## PROVIDED MATERIAL
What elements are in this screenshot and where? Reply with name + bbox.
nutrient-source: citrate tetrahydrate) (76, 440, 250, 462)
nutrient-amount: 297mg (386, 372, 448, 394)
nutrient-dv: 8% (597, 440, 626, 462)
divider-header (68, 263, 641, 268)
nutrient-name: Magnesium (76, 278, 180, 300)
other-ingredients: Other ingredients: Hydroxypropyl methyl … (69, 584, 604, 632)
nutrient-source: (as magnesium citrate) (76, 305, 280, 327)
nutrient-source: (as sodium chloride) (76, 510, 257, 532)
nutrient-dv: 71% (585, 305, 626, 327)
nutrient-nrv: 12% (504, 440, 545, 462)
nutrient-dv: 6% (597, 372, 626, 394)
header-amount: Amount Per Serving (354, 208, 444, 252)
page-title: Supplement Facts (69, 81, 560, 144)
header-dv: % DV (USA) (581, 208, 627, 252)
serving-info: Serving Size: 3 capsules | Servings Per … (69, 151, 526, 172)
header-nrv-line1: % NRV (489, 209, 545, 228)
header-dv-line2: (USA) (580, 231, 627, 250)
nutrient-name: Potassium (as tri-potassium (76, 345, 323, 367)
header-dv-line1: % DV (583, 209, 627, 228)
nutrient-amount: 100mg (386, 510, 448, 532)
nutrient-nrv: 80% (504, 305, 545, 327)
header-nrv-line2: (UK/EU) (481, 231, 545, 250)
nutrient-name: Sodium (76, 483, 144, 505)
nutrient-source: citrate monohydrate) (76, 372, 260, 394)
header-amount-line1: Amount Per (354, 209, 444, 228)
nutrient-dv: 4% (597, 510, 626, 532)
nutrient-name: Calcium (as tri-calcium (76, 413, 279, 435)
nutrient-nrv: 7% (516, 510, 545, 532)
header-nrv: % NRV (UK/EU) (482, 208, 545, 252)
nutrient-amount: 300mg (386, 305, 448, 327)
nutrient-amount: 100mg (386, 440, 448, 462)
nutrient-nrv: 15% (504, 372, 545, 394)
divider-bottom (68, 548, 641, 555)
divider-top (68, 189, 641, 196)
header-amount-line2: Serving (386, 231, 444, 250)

## WORK INSTRUCTIONS
Lay out every line of the records above as a numbered list, omitting any blank lines.

## TASK SOLUTION
1. What elements are in this screenshot and where? Reply with name + bbox.
2. nutrient-source: citrate tetrahydrate) (76, 440, 250, 462)
3. nutrient-amount: 297mg (386, 372, 448, 394)
4. nutrient-dv: 8% (597, 440, 626, 462)
5. divider-header (68, 263, 641, 268)
6. nutrient-name: Magnesium (76, 278, 180, 300)
7. other-ingredients: Other ingredients: Hydroxypropyl methyl … (69, 584, 604, 632)
8. nutrient-source: (as magnesium citrate) (76, 305, 280, 327)
9. nutrient-source: (as sodium chloride) (76, 510, 257, 532)
10. nutrient-dv: 71% (585, 305, 626, 327)
11. nutrient-nrv: 12% (504, 440, 545, 462)
12. nutrient-dv: 6% (597, 372, 626, 394)
13. header-amount: Amount Per Serving (354, 208, 444, 252)
14. page-title: Supplement Facts (69, 81, 560, 144)
15. header-dv: % DV (USA) (581, 208, 627, 252)
16. serving-info: Serving Size: 3 capsules | Servings Per … (69, 151, 526, 172)
17. header-nrv-line1: % NRV (489, 209, 545, 228)
18. header-dv-line2: (USA) (580, 231, 627, 250)
19. nutrient-name: Potassium (as tri-potassium (76, 345, 323, 367)
20. header-dv-line1: % DV (583, 209, 627, 228)
21. nutrient-amount: 100mg (386, 510, 448, 532)
22. nutrient-nrv: 80% (504, 305, 545, 327)
23. header-nrv-line2: (UK/EU) (481, 231, 545, 250)
24. nutrient-name: Sodium (76, 483, 144, 505)
25. nutrient-source: citrate monohydrate) (76, 372, 260, 394)
26. header-amount-line1: Amount Per (354, 209, 444, 228)
27. nutrient-dv: 4% (597, 510, 626, 532)
28. nutrient-name: Calcium (as tri-calcium (76, 413, 279, 435)
29. nutrient-nrv: 7% (516, 510, 545, 532)
30. header-nrv: % NRV (UK/EU) (482, 208, 545, 252)
31. nutrient-amount: 300mg (386, 305, 448, 327)
32. nutrient-amount: 100mg (386, 440, 448, 462)
33. nutrient-nrv: 15% (504, 372, 545, 394)
34. divider-bottom (68, 548, 641, 555)
35. divider-top (68, 189, 641, 196)
36. header-amount-line2: Serving (386, 231, 444, 250)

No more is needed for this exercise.